Records from a dataset
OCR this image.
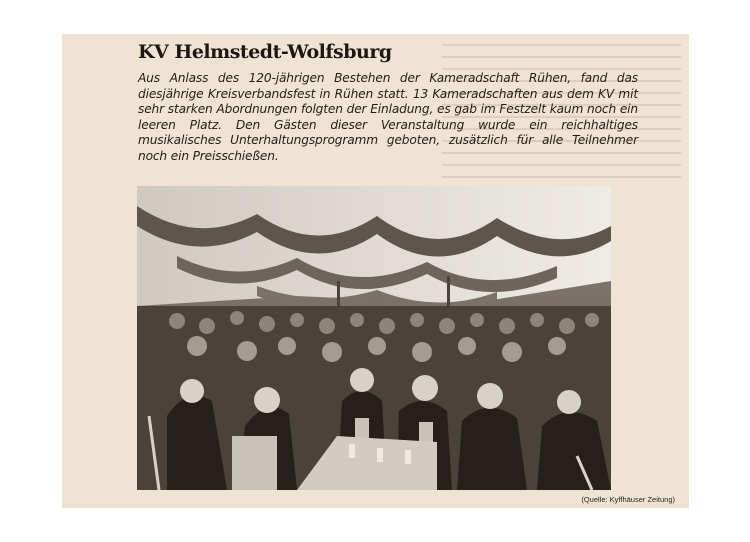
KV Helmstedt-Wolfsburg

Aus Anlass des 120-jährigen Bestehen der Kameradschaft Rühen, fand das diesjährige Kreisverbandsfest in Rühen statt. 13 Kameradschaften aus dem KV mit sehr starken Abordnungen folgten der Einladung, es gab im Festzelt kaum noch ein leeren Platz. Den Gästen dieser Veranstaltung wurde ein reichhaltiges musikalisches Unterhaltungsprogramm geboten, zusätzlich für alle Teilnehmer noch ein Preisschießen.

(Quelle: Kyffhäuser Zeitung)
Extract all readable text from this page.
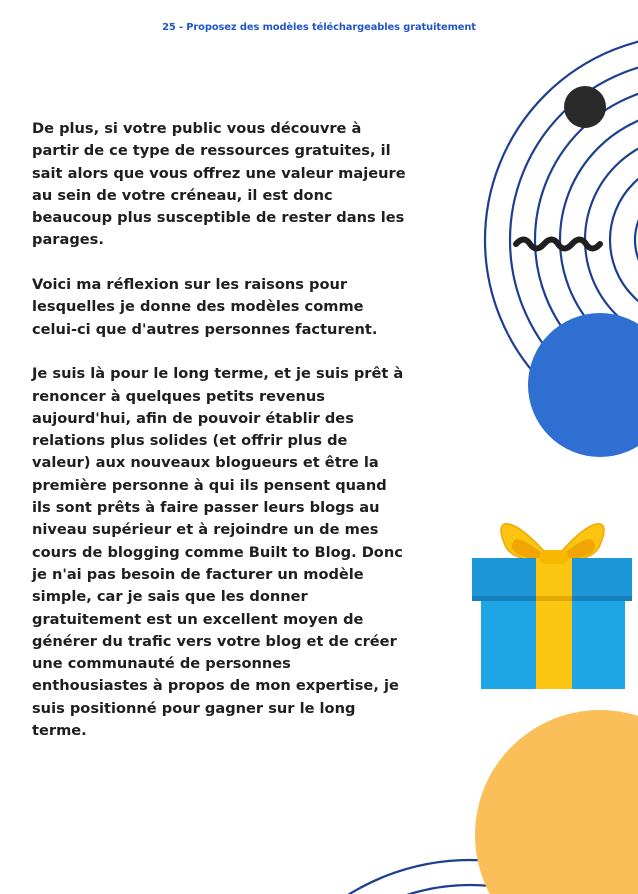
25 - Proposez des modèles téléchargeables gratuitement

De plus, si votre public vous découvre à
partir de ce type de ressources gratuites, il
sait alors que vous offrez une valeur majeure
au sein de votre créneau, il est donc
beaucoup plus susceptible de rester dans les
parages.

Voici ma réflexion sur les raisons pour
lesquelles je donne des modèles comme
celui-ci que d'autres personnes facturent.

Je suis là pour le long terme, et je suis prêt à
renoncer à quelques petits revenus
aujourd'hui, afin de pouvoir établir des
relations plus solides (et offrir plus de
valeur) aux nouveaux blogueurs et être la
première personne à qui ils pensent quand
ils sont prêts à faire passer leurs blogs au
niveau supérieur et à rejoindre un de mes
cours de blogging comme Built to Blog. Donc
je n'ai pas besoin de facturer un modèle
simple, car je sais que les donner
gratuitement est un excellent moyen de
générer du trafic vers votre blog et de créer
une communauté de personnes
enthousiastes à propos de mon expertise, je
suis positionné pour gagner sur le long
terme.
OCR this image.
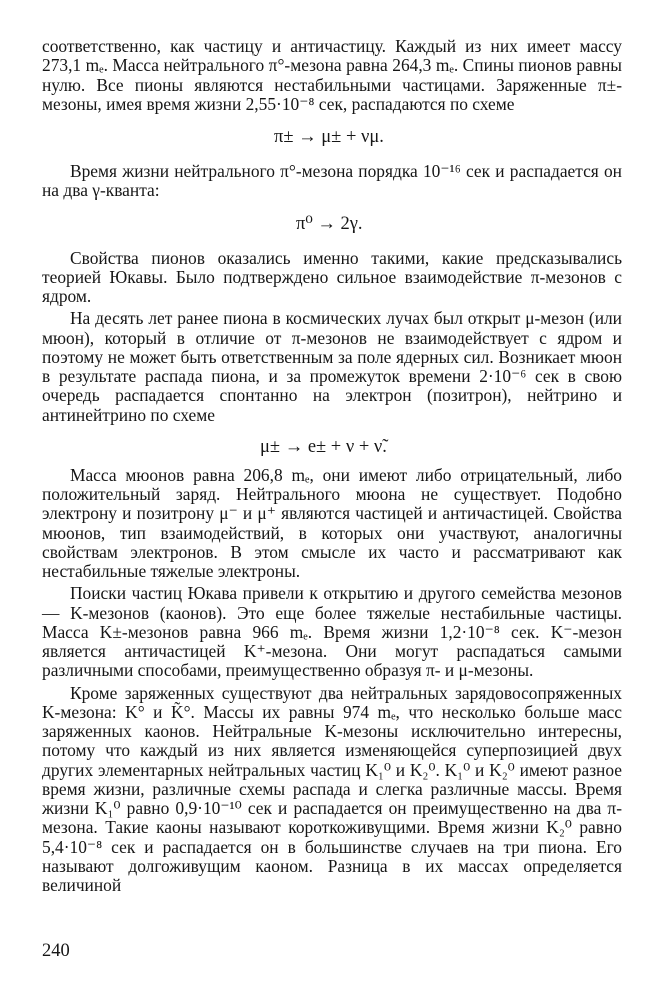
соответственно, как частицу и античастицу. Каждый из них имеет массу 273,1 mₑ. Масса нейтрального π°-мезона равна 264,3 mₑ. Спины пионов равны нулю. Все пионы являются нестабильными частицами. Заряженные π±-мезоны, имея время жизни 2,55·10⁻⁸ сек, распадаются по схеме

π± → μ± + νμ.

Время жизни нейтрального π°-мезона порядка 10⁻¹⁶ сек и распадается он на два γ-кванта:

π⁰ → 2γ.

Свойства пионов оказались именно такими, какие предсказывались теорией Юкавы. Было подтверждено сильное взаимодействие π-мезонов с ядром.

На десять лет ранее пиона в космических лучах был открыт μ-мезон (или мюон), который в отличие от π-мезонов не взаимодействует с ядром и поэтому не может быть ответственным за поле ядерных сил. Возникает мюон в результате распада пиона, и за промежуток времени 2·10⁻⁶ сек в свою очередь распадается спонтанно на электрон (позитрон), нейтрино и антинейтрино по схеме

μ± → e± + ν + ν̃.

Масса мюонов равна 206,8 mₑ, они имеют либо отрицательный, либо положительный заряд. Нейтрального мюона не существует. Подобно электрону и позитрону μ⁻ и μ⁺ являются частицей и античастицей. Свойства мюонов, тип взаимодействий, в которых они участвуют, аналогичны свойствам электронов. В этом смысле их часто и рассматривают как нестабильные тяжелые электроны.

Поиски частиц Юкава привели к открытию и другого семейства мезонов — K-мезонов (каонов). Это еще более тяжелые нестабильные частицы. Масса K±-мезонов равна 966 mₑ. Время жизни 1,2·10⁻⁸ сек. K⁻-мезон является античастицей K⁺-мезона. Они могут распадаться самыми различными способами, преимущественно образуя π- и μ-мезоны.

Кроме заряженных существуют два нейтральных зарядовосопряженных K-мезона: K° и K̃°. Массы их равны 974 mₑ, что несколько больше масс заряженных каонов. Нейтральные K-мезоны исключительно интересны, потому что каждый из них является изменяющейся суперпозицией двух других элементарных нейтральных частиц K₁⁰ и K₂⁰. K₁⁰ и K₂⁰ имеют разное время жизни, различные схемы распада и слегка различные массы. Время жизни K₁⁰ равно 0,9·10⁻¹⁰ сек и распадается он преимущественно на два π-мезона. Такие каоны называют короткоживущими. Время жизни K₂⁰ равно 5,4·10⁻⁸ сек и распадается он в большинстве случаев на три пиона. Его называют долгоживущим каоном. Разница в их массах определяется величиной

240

• _PROBLEM TO SOLVE_
Leave out the pictures and give the rest of the records again exactly.

• _RESULT FOR THIS TASK_
OCR this image.
KV Helmstedt-Wolfsburg

Aus Anlass des 120-jährigen Bestehen der Kameradschaft Rühen, fand das diesjährige Kreisverbandsfest in Rühen statt. 13 Kameradschaften aus dem KV mit sehr starken Abordnungen folgten der Einladung, es gab im Festzelt kaum noch ein leeren Platz. Den Gästen dieser Veranstaltung wurde ein reichhaltiges musikalisches Unterhaltungsprogramm geboten, zusätzlich für alle Teilnehmer noch ein Preisschießen.

(Quelle: Kyffhäuser Zeitung)
Extract all readable text from this page.
25 - Proposez des modèles téléchargeables gratuitement

De plus, si votre public vous découvre à
partir de ce type de ressources gratuites, il
sait alors que vous offrez une valeur majeure
au sein de votre créneau, il est donc
beaucoup plus susceptible de rester dans les
parages.

Voici ma réflexion sur les raisons pour
lesquelles je donne des modèles comme
celui-ci que d'autres personnes facturent.

Je suis là pour le long terme, et je suis prêt à
renoncer à quelques petits revenus
aujourd'hui, afin de pouvoir établir des
relations plus solides (et offrir plus de
valeur) aux nouveaux blogueurs et être la
première personne à qui ils pensent quand
ils sont prêts à faire passer leurs blogs au
niveau supérieur et à rejoindre un de mes
cours de blogging comme Built to Blog. Donc
je n'ai pas besoin de facturer un modèle
simple, car je sais que les donner
gratuitement est un excellent moyen de
générer du trafic vers votre blog et de créer
une communauté de personnes
enthousiastes à propos de mon expertise, je
suis positionné pour gagner sur le long
terme.
OCR this image.
соответственно, как частицу и античастицу. Каждый из них имеет массу 273,1 mₑ. Масса нейтрального π°-мезона равна 264,3 mₑ. Спины пионов равны нулю. Все пионы являются нестабильными частицами. Заряженные π±-мезоны, имея время жизни 2,55·10⁻⁸ сек, распадаются по схеме

π± → μ± + νμ.

Время жизни нейтрального π°-мезона порядка 10⁻¹⁶ сек и распадается он на два γ-кванта:

π⁰ → 2γ.

Свойства пионов оказались именно такими, какие предсказывались теорией Юкавы. Было подтверждено сильное взаимодействие π-мезонов с ядром.

На десять лет ранее пиона в космических лучах был открыт μ-мезон (или мюон), который в отличие от π-мезонов не взаимодействует с ядром и поэтому не может быть ответственным за поле ядерных сил. Возникает мюон в результате распада пиона, и за промежуток времени 2·10⁻⁶ сек в свою очередь распадается спонтанно на электрон (позитрон), нейтрино и антинейтрино по схеме

μ± → e± + ν + ν̃.

Масса мюонов равна 206,8 mₑ, они имеют либо отрицательный, либо положительный заряд. Нейтрального мюона не существует. Подобно электрону и позитрону μ⁻ и μ⁺ являются частицей и античастицей. Свойства мюонов, тип взаимодействий, в которых они участвуют, аналогичны свойствам электронов. В этом смысле их часто и рассматривают как нестабильные тяжелые электроны.

Поиски частиц Юкава привели к открытию и другого семейства мезонов — K-мезонов (каонов). Это еще более тяжелые нестабильные частицы. Масса K±-мезонов равна 966 mₑ. Время жизни 1,2·10⁻⁸ сек. K⁻-мезон является античастицей K⁺-мезона. Они могут распадаться самыми различными способами, преимущественно образуя π- и μ-мезоны.

Кроме заряженных существуют два нейтральных зарядовосопряженных K-мезона: K° и K̃°. Массы их равны 974 mₑ, что несколько больше масс заряженных каонов. Нейтральные K-мезоны исключительно интересны, потому что каждый из них является изменяющейся суперпозицией двух других элементарных нейтральных частиц K₁⁰ и K₂⁰. K₁⁰ и K₂⁰ имеют разное время жизни, различные схемы распада и слегка различные массы. Время жизни K₁⁰ равно 0,9·10⁻¹⁰ сек и распадается он преимущественно на два π-мезона. Такие каоны называют короткоживущими. Время жизни K₂⁰ равно 5,4·10⁻⁸ сек и распадается он в большинстве случаев на три пиона. Его называют долгоживущим каоном. Разница в их массах определяется величиной

240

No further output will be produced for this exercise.